(Source records)
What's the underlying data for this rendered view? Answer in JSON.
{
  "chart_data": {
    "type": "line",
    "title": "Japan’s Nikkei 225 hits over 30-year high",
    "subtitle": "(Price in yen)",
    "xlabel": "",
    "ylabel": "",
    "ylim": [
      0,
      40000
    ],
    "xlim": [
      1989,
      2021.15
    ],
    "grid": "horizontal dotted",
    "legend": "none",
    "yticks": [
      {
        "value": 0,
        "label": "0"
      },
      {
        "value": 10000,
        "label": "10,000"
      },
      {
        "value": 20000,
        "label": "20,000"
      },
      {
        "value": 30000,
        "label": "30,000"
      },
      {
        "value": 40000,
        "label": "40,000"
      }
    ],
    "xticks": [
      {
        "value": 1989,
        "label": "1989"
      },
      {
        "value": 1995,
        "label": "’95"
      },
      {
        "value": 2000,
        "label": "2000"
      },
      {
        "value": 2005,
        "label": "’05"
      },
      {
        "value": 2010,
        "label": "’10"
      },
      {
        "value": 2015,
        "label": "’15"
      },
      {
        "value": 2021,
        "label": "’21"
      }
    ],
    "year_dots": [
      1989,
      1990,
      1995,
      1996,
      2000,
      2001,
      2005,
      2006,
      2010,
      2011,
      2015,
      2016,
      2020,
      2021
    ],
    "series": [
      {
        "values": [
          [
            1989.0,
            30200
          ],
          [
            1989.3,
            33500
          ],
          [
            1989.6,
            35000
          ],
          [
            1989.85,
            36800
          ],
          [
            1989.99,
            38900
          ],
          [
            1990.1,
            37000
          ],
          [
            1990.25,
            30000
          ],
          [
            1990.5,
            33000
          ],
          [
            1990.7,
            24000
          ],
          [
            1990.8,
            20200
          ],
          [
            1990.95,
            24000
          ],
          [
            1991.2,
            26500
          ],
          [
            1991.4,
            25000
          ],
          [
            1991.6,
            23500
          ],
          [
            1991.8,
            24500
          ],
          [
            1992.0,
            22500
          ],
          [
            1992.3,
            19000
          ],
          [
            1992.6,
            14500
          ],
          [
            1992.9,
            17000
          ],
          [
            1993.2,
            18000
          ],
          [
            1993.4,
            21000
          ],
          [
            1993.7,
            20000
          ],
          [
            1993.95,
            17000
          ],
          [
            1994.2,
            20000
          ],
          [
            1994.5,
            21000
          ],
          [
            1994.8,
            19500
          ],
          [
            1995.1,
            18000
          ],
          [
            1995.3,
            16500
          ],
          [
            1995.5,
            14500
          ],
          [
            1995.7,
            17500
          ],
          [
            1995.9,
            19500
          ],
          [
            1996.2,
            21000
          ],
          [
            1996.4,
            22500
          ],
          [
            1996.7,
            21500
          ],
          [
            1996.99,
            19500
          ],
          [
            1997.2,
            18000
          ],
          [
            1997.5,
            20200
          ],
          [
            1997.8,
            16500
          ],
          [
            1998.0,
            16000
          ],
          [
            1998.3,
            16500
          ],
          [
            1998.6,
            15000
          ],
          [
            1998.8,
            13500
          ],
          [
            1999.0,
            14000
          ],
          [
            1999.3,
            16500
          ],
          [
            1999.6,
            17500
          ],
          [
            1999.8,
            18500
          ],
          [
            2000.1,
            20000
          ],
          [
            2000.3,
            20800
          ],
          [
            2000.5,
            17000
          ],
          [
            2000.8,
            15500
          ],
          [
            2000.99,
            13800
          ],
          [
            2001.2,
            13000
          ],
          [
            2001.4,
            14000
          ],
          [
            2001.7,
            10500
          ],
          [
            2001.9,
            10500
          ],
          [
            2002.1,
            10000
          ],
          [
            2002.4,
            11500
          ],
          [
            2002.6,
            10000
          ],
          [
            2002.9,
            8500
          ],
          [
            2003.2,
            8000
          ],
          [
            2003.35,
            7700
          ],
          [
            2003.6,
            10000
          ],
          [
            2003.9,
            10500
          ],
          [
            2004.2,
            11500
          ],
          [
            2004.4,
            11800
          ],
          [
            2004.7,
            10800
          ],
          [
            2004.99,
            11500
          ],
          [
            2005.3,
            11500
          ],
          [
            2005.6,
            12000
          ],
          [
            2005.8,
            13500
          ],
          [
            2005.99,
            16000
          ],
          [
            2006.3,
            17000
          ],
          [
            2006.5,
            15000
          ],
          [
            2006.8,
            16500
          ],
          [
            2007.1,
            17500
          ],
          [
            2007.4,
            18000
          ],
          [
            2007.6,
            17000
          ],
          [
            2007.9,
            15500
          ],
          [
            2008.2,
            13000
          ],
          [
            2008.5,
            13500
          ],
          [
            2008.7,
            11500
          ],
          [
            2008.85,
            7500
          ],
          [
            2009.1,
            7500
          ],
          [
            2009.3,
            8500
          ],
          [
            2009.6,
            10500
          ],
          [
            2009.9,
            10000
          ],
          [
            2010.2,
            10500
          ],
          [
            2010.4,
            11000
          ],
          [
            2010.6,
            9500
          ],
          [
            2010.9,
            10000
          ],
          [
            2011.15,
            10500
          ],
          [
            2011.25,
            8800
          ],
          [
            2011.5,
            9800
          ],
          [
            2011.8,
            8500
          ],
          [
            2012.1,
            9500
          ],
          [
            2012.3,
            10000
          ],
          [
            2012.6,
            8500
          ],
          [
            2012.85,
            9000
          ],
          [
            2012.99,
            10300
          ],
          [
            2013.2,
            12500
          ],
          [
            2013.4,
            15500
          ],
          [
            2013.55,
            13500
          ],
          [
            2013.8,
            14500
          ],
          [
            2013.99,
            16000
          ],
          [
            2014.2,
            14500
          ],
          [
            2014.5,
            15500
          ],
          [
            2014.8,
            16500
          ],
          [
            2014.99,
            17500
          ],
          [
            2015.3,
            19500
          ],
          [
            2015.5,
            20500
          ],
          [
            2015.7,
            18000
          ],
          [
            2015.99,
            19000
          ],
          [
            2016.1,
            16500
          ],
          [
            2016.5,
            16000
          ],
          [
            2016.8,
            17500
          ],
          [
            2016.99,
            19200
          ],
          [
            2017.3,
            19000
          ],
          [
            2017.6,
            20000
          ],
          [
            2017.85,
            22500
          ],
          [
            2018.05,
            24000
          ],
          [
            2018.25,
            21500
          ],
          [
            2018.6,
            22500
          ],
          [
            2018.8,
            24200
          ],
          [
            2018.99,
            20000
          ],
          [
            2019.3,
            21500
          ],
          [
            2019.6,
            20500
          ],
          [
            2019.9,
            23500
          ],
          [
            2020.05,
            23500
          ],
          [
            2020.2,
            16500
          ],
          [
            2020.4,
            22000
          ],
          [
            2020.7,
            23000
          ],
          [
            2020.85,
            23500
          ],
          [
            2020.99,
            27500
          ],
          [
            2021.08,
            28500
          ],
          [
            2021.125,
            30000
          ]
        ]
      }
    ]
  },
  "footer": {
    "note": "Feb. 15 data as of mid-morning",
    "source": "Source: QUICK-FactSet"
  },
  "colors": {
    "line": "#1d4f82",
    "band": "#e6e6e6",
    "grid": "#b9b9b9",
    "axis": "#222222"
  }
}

=== Problem description ===
Pull out all lines of the data with the string "grid".

=== Solution to the problem ===
    "grid": "horizontal dotted",
    "grid": "#b9b9b9",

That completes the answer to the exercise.